How are you at reading the emotions of others or assessing your own personality? These are among the topics briefly covered in a recent (April, 2019) publication of Monitor On Psychology.
When researchers asked participants in a study to note the “happiness levels of both black and non-black people photographed with either ‘real’ smiles (which involve movement of muscles at the corner of the eyes) or ‘fake’ (mouth only) smiles,” it was found that non-black participants were able to discern fake from real smiles among white faces, but not among photos of blacks. However, black participants could distinguish real from fake smiles in both blacks and whites.
Impulsivity and lack of maturity of the adolescent brain has been discussed in past columns. Perhaps not so surprising, then, that research also finds that youths who plead guilty for crimes in order to get reduced sentences don’t necessarily understand how that may affect their future. When researchers interviewed young people and adults who had pleaded guilty to a felony, only 71 percent of the youths, while 94 percent of the adults, realized there would be a criminal record. Also, young people don’t consider the consequences on future employment.
Another study of adolescents found that, in countries where corporal punishment, such as spanking, was banned, teenagers were less likely to be violent with one another. “On average, the countries with full bans [both at home and at school] had 31 percent less fighting among males and 58 percent less fighting among females than countries with no bans.” This result confirms the adage, “Violence begets violence.”
While the scientific community concurs that vaccinations do not cause autism, some scientific research does link air pollution to autism. Reported in Pediatrics, a study in Vancouver of over 132,000 children found that they had a slightly higher (and statistically significant) likelihood of being diagnosed with autism spectrum disorder if their mothers had been exposed to the highest levels of the pollutant nitric oxide compared to children with mothers that had been least-exposed.
It has been said, “Never trust a man with principles, for sooner or later, he will sacrifice you to them.” This view has its support in research published in the Journal of Experimental Psychology: General. An experiment was done with “284 participants who identified as politically moderate rated their agreement with five moral values (care, fairness, sanctity, loyalty, and authority) and then read short descriptions of five different men: a gay man, a man with AIDS, an African-American man, an obese man and a white man.” Those participants who prioritized sanctity—“rules of moral purity—held more negative attitudes towards the gay man and the man with AIDS” than towards the other individuals presented to them. Furthermore, these participants considered the gay man and the man with AIDS to have “less rational minds.” In a further study, participants who held to sanctity believed in “discriminating public policies towards transgender persons.”
Ending on a positive note, research finds that people actually do have a realistic assessment of their own personalities. In other words, most of us, other than narcissistic, grandiose types, are realistic about ourselves.
Would the realistic assessment of ourselves help us to know our limitations when confronted with spurious information about others.

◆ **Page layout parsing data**
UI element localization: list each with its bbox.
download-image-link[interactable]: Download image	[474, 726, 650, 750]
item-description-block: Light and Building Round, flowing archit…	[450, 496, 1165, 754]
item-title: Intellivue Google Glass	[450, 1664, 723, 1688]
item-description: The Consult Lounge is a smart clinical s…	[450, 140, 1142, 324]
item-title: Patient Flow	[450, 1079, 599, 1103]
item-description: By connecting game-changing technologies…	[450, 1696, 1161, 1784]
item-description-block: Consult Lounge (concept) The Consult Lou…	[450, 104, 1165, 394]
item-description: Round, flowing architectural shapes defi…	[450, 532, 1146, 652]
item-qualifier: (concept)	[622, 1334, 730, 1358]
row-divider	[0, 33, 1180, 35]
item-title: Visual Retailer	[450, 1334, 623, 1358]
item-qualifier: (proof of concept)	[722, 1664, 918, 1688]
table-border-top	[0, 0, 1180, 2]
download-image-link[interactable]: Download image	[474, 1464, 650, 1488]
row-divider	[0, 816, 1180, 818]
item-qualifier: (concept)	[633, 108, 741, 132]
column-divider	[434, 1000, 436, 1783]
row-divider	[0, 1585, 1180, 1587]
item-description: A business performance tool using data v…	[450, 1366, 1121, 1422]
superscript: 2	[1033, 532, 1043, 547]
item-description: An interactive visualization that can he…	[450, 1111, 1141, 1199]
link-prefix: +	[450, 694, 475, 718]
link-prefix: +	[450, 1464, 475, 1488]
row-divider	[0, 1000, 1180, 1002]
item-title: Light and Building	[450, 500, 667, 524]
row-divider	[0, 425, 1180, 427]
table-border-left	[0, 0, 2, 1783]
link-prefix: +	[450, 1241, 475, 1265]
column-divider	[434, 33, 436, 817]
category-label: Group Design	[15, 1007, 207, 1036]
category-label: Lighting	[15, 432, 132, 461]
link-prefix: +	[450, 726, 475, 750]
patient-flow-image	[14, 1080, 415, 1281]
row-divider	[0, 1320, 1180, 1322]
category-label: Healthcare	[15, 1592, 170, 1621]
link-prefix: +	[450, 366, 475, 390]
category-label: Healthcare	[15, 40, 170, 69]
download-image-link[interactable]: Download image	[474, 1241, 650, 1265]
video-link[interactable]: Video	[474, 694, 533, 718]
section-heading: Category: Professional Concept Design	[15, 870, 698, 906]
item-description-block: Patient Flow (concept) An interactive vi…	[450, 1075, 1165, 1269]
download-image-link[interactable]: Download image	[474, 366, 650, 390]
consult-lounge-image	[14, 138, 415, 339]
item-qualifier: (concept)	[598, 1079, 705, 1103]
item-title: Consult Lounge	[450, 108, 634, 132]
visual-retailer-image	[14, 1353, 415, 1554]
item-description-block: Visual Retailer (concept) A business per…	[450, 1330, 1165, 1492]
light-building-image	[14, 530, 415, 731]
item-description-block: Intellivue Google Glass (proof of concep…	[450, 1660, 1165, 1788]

◆ **Problem**
Reproduce the passage of the psychology column from "Another study of" to "had been least-exposed." word for word. This material isn't required for what comes next.

◆ **Task answer**
Another study of adolescents found that, in countries where corporal punishment, such as spanking, was banned, teenagers were less likely to be violent with one another. “On average, the countries with full bans [both at home and at school] had 31 percent less fighting among males and 58 percent less fighting among females than countries with no bans.” This result confirms the adage, “Violence begets violence.”
While the scientific community concurs that vaccinations do not cause autism, some scientific research does link air pollution to autism. Reported in Pediatrics, a study in Vancouver of over 132,000 children found that they had a slightly higher (and statistically significant) likelihood of being diagnosed with autism spectrum disorder if their mothers had been exposed to the highest levels of the pollutant nitric oxide compared to children with mothers that had been least-exposed.